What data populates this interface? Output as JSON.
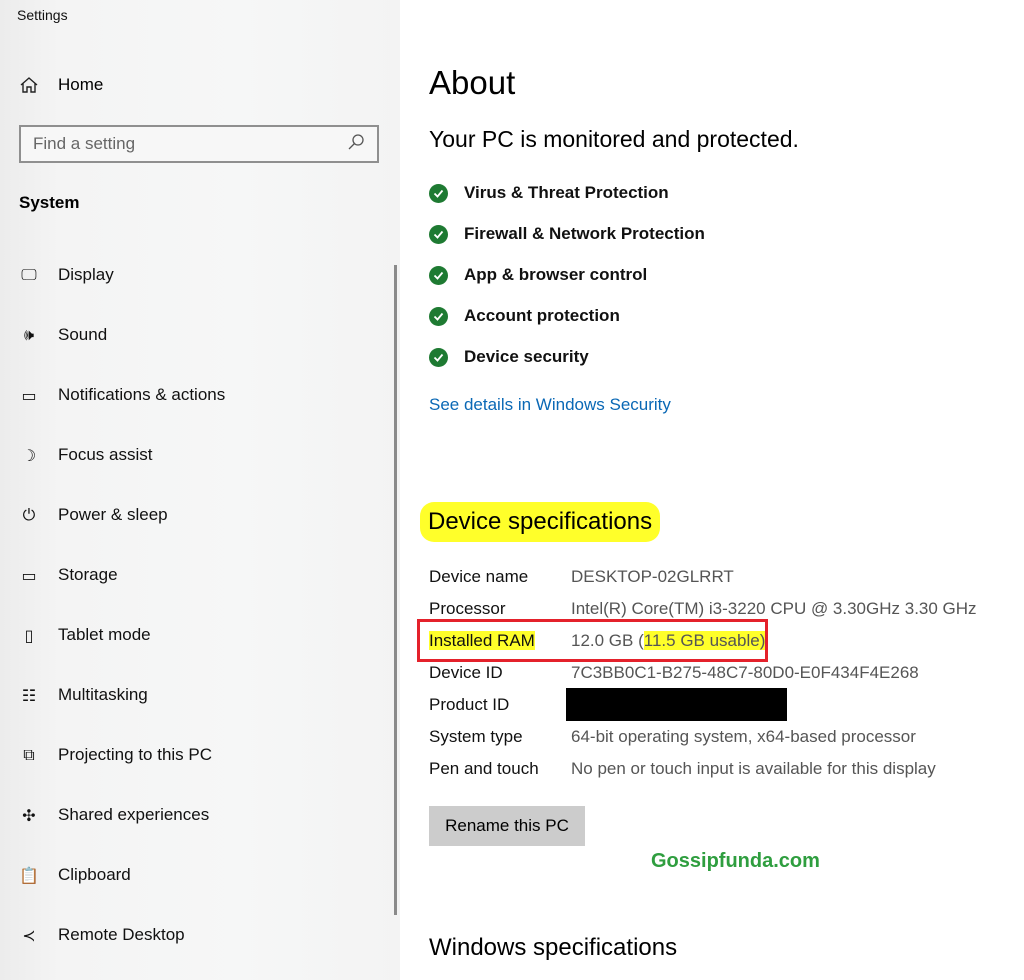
{
  "app": {
    "title": "Settings"
  },
  "sidebar": {
    "home": "Home",
    "search_placeholder": "Find a setting",
    "section": "System",
    "items": [
      {
        "label": "Display",
        "icon": "monitor-icon"
      },
      {
        "label": "Sound",
        "icon": "speaker-icon"
      },
      {
        "label": "Notifications & actions",
        "icon": "notification-icon"
      },
      {
        "label": "Focus assist",
        "icon": "moon-icon"
      },
      {
        "label": "Power & sleep",
        "icon": "power-icon"
      },
      {
        "label": "Storage",
        "icon": "storage-icon"
      },
      {
        "label": "Tablet mode",
        "icon": "tablet-icon"
      },
      {
        "label": "Multitasking",
        "icon": "multitasking-icon"
      },
      {
        "label": "Projecting to this PC",
        "icon": "projecting-icon"
      },
      {
        "label": "Shared experiences",
        "icon": "shared-icon"
      },
      {
        "label": "Clipboard",
        "icon": "clipboard-icon"
      },
      {
        "label": "Remote Desktop",
        "icon": "remote-desktop-icon"
      }
    ]
  },
  "main": {
    "title": "About",
    "protection_heading": "Your PC is monitored and protected.",
    "protection_items": [
      "Virus & Threat Protection",
      "Firewall & Network Protection",
      "App & browser control",
      "Account protection",
      "Device security"
    ],
    "security_link": "See details in Windows Security",
    "specs_heading": "Device specifications",
    "specs": [
      {
        "label": "Device name",
        "value": "DESKTOP-02GLRRT"
      },
      {
        "label": "Processor",
        "value": "Intel(R) Core(TM) i3-3220 CPU @ 3.30GHz   3.30 GHz"
      },
      {
        "label": "Installed RAM",
        "value": "12.0 GB (",
        "value_highlight": "11.5 GB usable)"
      },
      {
        "label": "Device ID",
        "value": "7C3BB0C1-B275-48C7-80D0-E0F434F4E268"
      },
      {
        "label": "Product ID",
        "value": null
      },
      {
        "label": "System type",
        "value": "64-bit operating system, x64-based processor"
      },
      {
        "label": "Pen and touch",
        "value": "No pen or touch input is available for this display"
      }
    ],
    "rename_button": "Rename this PC",
    "watermark": "Gossipfunda.com",
    "windows_heading": "Windows specifications"
  },
  "colors": {
    "check": "#1e7a32",
    "link": "#0a68b5",
    "highlight": "#ffff2a",
    "box": "#e4212b",
    "watermark": "#2f9e3f"
  }
}
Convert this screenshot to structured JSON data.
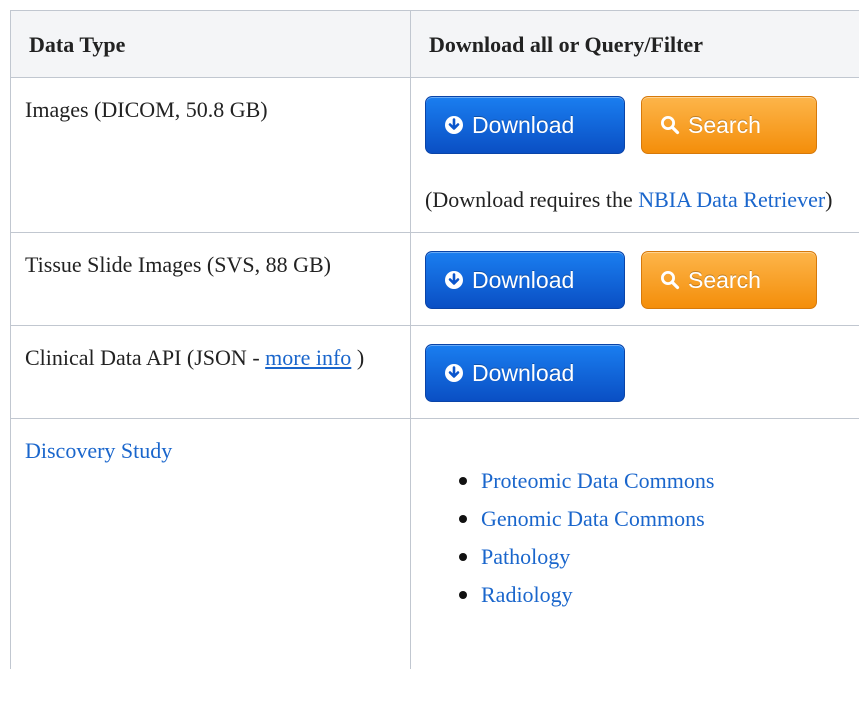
{
  "table": {
    "header": {
      "col1": "Data Type",
      "col2": "Download all or Query/Filter"
    },
    "rows": [
      {
        "label": "Images (DICOM, 50.8 GB)",
        "download_label": "Download",
        "search_label": "Search",
        "note_prefix": "(Download requires the ",
        "note_link": "NBIA Data Retriever",
        "note_suffix": ")"
      },
      {
        "label": "Tissue Slide Images (SVS, 88 GB)",
        "download_label": "Download",
        "search_label": "Search"
      },
      {
        "label_prefix": "Clinical Data API (JSON - ",
        "label_link": "more info",
        "label_suffix": " )",
        "download_label": "Download"
      },
      {
        "label_link": "Discovery Study",
        "links": [
          "Proteomic Data Commons",
          "Genomic Data Commons",
          "Pathology",
          "Radiology"
        ]
      }
    ]
  },
  "icons": {
    "download": "arrow-down-circle-icon",
    "search": "magnifier-icon"
  },
  "colors": {
    "link": "#1a66cc",
    "download_button": "#0a5fd8",
    "search_button": "#f7a024",
    "header_bg": "#f4f5f7",
    "border": "#c1c7d0"
  }
}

§ **Work required**
What is needed is the full material, retyped unchanged, with no pictures in it.

§ **Answer to the problem**
What data populates this interface? Output as JSON.
{
  "app": {
    "title": "Settings"
  },
  "sidebar": {
    "home": "Home",
    "search_placeholder": "Find a setting",
    "section": "System",
    "items": [
      {
        "label": "Display",
        "icon": "monitor-icon"
      },
      {
        "label": "Sound",
        "icon": "speaker-icon"
      },
      {
        "label": "Notifications & actions",
        "icon": "notification-icon"
      },
      {
        "label": "Focus assist",
        "icon": "moon-icon"
      },
      {
        "label": "Power & sleep",
        "icon": "power-icon"
      },
      {
        "label": "Storage",
        "icon": "storage-icon"
      },
      {
        "label": "Tablet mode",
        "icon": "tablet-icon"
      },
      {
        "label": "Multitasking",
        "icon": "multitasking-icon"
      },
      {
        "label": "Projecting to this PC",
        "icon": "projecting-icon"
      },
      {
        "label": "Shared experiences",
        "icon": "shared-icon"
      },
      {
        "label": "Clipboard",
        "icon": "clipboard-icon"
      },
      {
        "label": "Remote Desktop",
        "icon": "remote-desktop-icon"
      }
    ]
  },
  "main": {
    "title": "About",
    "protection_heading": "Your PC is monitored and protected.",
    "protection_items": [
      "Virus & Threat Protection",
      "Firewall & Network Protection",
      "App & browser control",
      "Account protection",
      "Device security"
    ],
    "security_link": "See details in Windows Security",
    "specs_heading": "Device specifications",
    "specs": [
      {
        "label": "Device name",
        "value": "DESKTOP-02GLRRT"
      },
      {
        "label": "Processor",
        "value": "Intel(R) Core(TM) i3-3220 CPU @ 3.30GHz   3.30 GHz"
      },
      {
        "label": "Installed RAM",
        "value": "12.0 GB (",
        "value_highlight": "11.5 GB usable)"
      },
      {
        "label": "Device ID",
        "value": "7C3BB0C1-B275-48C7-80D0-E0F434F4E268"
      },
      {
        "label": "Product ID",
        "value": null
      },
      {
        "label": "System type",
        "value": "64-bit operating system, x64-based processor"
      },
      {
        "label": "Pen and touch",
        "value": "No pen or touch input is available for this display"
      }
    ],
    "rename_button": "Rename this PC",
    "watermark": "Gossipfunda.com",
    "windows_heading": "Windows specifications"
  },
  "colors": {
    "check": "#1e7a32",
    "link": "#0a68b5",
    "highlight": "#ffff2a",
    "box": "#e4212b",
    "watermark": "#2f9e3f"
  }
}
Convert this screenshot to structured JSON data.
{
  "table": {
    "header": {
      "col1": "Data Type",
      "col2": "Download all or Query/Filter"
    },
    "rows": [
      {
        "label": "Images (DICOM, 50.8 GB)",
        "download_label": "Download",
        "search_label": "Search",
        "note_prefix": "(Download requires the ",
        "note_link": "NBIA Data Retriever",
        "note_suffix": ")"
      },
      {
        "label": "Tissue Slide Images (SVS, 88 GB)",
        "download_label": "Download",
        "search_label": "Search"
      },
      {
        "label_prefix": "Clinical Data API (JSON - ",
        "label_link": "more info",
        "label_suffix": " )",
        "download_label": "Download"
      },
      {
        "label_link": "Discovery Study",
        "links": [
          "Proteomic Data Commons",
          "Genomic Data Commons",
          "Pathology",
          "Radiology"
        ]
      }
    ]
  },
  "icons": {
    "download": "arrow-down-circle-icon",
    "search": "magnifier-icon"
  },
  "colors": {
    "link": "#1a66cc",
    "download_button": "#0a5fd8",
    "search_button": "#f7a024",
    "header_bg": "#f4f5f7",
    "border": "#c1c7d0"
  }
}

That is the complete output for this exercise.